> **Extract provided**:
# IRC: Reclaimers of Corvail I



## Vanuslux (Jan 30, 2007)

Reclaimers of Corvail

The lands of Corvail are in shambles.  Demons have overrun the southern lands.  The northern lands are flooded with refugees.  Civilization frays amidst the chaos.  Most of the people of Corvail live from day to day, struggling to survive while waiting for the fateful day that all are sure will one day happen.  The day that the demons will bore of fighting among themselves and turn their eyes back towards razing the rest of the continent.  

However, a mysterious organization has started to make an appearance, calling themselves the Reclaimers of Corvail.  Aggressively recruiting exceptional individuals who have the potential to make a difference, they have become the driving force behind efforts to strike back at the demons.  Their successes are already beginning to reach the ears of the people, from the hundreds they've rescued from the slave pits to the recovery of powerful magic that had fallen in to fiendish claws.  

Now another group of fresh recruits stands ready to undergo their first mission to prove their worth to the organization.  

** Reclaimers of Corvail will be an open ended D&D/d20 3.5E campaign for 5 players played weekly via IRC (server: psionics.net room: #corvail) on Sundays at 9pm-1am EST starting with Sunday, February 4th.  The framework of an organization will allow for easy swapping out of players and characters for whatever reason, particularly between adventures. **

Starting Experience: 3000
Point Buy: 32 points
Alignments Allowed: Lawful Good, Lawful Neutral, Lawful Evil, Neutral Good, Neutral, Chaotic Good, 

Races allowed:

Aasimar, Catfolk, Dwarves, Elves, Githzerai*, Gnomes, Goblins, Goliaths, Half-elves, Half-ogres, Half-orcs, Halflings, Hobgoblins, Illumians, Kobolds, Mongrelfolk, Orcs, Teifling

*Expanded Psionics Handbook version.

Base Classes allowed:

Barbarian, Bard, Battle Dancer, Cleric*, Druid, Fighter, Hexblade, Monk, Paladin, Psion, Psychic Warrior, Ranger, Rogue, Scout, Shugenja*, Sorcerer, Warlock, Wizard

* Corvail doesn't have deities, so much as a vast multitude of divine patrons.  Instead of picking a deity clerics just pick their domains and an appropriate patron will be assigned to them.
** Shugenja in Corvail have their asian flavor filed off and are known as Elementalists.   

The last requirement, and in a way the most important, is that for approval a PC must also be accompanied by a 500 word character concept.  

Email vanuslux@hotmail.com with questions or character submissions.


----------



## Seeten (Feb 4, 2007)

You ought to swing by #dnd3e on psionics.net and talk with the regulars in there. Some of us are available, I think.


----------

Element boundary rows:
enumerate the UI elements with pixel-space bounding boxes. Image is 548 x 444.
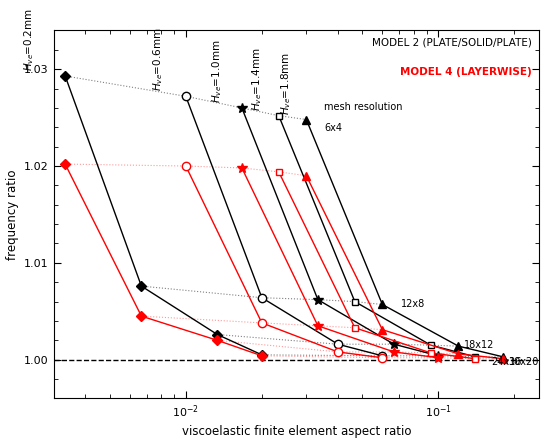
Text: MODEL 4 (LAYERWISE): MODEL 4 (LAYERWISE): [400, 67, 532, 77]
Text: 18x12: 18x12: [464, 340, 494, 350]
Text: 12x8: 12x8: [401, 298, 425, 309]
Text: 30x20: 30x20: [508, 357, 539, 367]
Text: 24x16: 24x16: [492, 357, 522, 367]
Text: $H_{ve}$=1.4mm: $H_{ve}$=1.4mm: [250, 48, 264, 111]
Text: $H_{ve}$=0.6mm: $H_{ve}$=0.6mm: [152, 28, 165, 91]
Text: MODEL 2 (PLATE/SOLID/PLATE): MODEL 2 (PLATE/SOLID/PLATE): [372, 38, 532, 48]
Text: 6x4: 6x4: [324, 123, 342, 133]
Text: $H_{ve}$=1.0mm: $H_{ve}$=1.0mm: [210, 40, 224, 103]
Text: $H_{ve}$=1.8mm: $H_{ve}$=1.8mm: [279, 52, 293, 115]
X-axis label: viscoelastic finite element aspect ratio: viscoelastic finite element aspect ratio: [181, 425, 411, 438]
Text: $H_{ve}$=0.2mm: $H_{ve}$=0.2mm: [22, 8, 36, 71]
Y-axis label: frequency ratio: frequency ratio: [5, 169, 19, 260]
Text: mesh resolution: mesh resolution: [324, 102, 403, 112]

> **Exercise prompt**: Reproduce the thread from "Email vanuslux@hotmail.com with" to "available, I think.", updated so that "regulars" reads "players". Work from the thread alone.

> **Answer for this exercise**:
Email vanuslux@hotmail.com with questions or character submissions.


----------



## Seeten (Feb 4, 2007)

You ought to swing by #dnd3e on psionics.net and talk with the players in there. Some of us are available, I think.